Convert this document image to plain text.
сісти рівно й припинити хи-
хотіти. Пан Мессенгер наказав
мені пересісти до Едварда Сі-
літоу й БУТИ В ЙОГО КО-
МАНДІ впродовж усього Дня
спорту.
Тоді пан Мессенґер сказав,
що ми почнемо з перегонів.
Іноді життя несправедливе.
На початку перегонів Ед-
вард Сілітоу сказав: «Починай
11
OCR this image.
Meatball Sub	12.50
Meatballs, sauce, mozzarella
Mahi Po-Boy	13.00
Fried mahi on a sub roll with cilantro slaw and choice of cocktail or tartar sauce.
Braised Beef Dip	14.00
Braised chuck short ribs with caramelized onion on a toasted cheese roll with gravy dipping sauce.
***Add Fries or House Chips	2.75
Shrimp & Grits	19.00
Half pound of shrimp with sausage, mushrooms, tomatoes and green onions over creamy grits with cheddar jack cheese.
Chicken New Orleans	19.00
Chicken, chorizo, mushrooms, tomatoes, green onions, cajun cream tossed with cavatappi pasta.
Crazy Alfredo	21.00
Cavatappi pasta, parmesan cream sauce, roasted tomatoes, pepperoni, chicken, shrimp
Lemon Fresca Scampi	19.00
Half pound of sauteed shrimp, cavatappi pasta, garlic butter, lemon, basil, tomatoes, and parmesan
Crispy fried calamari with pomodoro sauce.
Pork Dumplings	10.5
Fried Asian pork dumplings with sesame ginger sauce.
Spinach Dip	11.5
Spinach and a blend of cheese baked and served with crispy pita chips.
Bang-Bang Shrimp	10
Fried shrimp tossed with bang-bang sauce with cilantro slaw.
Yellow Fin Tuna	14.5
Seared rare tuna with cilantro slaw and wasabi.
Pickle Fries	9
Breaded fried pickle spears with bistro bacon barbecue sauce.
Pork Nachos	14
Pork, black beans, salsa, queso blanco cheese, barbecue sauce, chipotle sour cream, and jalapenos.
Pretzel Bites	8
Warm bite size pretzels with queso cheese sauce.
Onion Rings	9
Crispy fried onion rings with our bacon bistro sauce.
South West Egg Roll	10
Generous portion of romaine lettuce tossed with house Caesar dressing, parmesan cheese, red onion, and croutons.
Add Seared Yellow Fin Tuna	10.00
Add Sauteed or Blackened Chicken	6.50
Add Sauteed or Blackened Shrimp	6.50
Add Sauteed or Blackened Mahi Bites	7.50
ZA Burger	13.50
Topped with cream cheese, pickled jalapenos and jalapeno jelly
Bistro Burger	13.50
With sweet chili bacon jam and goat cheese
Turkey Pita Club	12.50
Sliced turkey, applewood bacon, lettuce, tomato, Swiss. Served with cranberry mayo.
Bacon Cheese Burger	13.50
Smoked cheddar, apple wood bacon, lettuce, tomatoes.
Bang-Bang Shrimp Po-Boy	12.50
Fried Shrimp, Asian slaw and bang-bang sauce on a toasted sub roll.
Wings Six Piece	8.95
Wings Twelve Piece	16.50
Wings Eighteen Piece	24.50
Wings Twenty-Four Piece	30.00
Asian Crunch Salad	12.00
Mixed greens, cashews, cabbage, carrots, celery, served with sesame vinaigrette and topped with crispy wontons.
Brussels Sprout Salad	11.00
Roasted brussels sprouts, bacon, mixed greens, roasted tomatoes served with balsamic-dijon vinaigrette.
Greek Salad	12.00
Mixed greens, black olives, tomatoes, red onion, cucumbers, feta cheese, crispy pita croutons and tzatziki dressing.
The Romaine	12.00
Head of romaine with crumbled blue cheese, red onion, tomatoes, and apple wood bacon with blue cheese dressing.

┄┄┄┄┄┄┄┄┄┄┄┄┄┄┄┄┄┄┄┄

Problem to solve: Return all of the data precisely as it appears.

Exercise response:
Convert this document image to plain text.
сісти рівно й припинити хи-
хотіти. Пан Мессенгер наказав
мені пересісти до Едварда Сі-
літоу й БУТИ В ЙОГО КО-
МАНДІ впродовж усього Дня
спорту.
Тоді пан Мессенґер сказав,
що ми почнемо з перегонів.
Іноді життя несправедливе.
На початку перегонів Ед-
вард Сілітоу сказав: «Починай
11
OCR this image.
Meatball Sub	12.50
Meatballs, sauce, mozzarella
Mahi Po-Boy	13.00
Fried mahi on a sub roll with cilantro slaw and choice of cocktail or tartar sauce.
Braised Beef Dip	14.00
Braised chuck short ribs with caramelized onion on a toasted cheese roll with gravy dipping sauce.
***Add Fries or House Chips	2.75
Shrimp & Grits	19.00
Half pound of shrimp with sausage, mushrooms, tomatoes and green onions over creamy grits with cheddar jack cheese.
Chicken New Orleans	19.00
Chicken, chorizo, mushrooms, tomatoes, green onions, cajun cream tossed with cavatappi pasta.
Crazy Alfredo	21.00
Cavatappi pasta, parmesan cream sauce, roasted tomatoes, pepperoni, chicken, shrimp
Lemon Fresca Scampi	19.00
Half pound of sauteed shrimp, cavatappi pasta, garlic butter, lemon, basil, tomatoes, and parmesan
Crispy fried calamari with pomodoro sauce.
Pork Dumplings	10.5
Fried Asian pork dumplings with sesame ginger sauce.
Spinach Dip	11.5
Spinach and a blend of cheese baked and served with crispy pita chips.
Bang-Bang Shrimp	10
Fried shrimp tossed with bang-bang sauce with cilantro slaw.
Yellow Fin Tuna	14.5
Seared rare tuna with cilantro slaw and wasabi.
Pickle Fries	9
Breaded fried pickle spears with bistro bacon barbecue sauce.
Pork Nachos	14
Pork, black beans, salsa, queso blanco cheese, barbecue sauce, chipotle sour cream, and jalapenos.
Pretzel Bites	8
Warm bite size pretzels with queso cheese sauce.
Onion Rings	9
Crispy fried onion rings with our bacon bistro sauce.
South West Egg Roll	10
Generous portion of romaine lettuce tossed with house Caesar dressing, parmesan cheese, red onion, and croutons.
Add Seared Yellow Fin Tuna	10.00
Add Sauteed or Blackened Chicken	6.50
Add Sauteed or Blackened Shrimp	6.50
Add Sauteed or Blackened Mahi Bites	7.50
ZA Burger	13.50
Topped with cream cheese, pickled jalapenos and jalapeno jelly
Bistro Burger	13.50
With sweet chili bacon jam and goat cheese
Turkey Pita Club	12.50
Sliced turkey, applewood bacon, lettuce, tomato, Swiss. Served with cranberry mayo.
Bacon Cheese Burger	13.50
Smoked cheddar, apple wood bacon, lettuce, tomatoes.
Bang-Bang Shrimp Po-Boy	12.50
Fried Shrimp, Asian slaw and bang-bang sauce on a toasted sub roll.
Wings Six Piece	8.95
Wings Twelve Piece	16.50
Wings Eighteen Piece	24.50
Wings Twenty-Four Piece	30.00
Asian Crunch Salad	12.00
Mixed greens, cashews, cabbage, carrots, celery, served with sesame vinaigrette and topped with crispy wontons.
Brussels Sprout Salad	11.00
Roasted brussels sprouts, bacon, mixed greens, roasted tomatoes served with balsamic-dijon vinaigrette.
Greek Salad	12.00
Mixed greens, black olives, tomatoes, red onion, cucumbers, feta cheese, crispy pita croutons and tzatziki dressing.
The Romaine	12.00
Head of romaine with crumbled blue cheese, red onion, tomatoes, and apple wood bacon with blue cheese dressing.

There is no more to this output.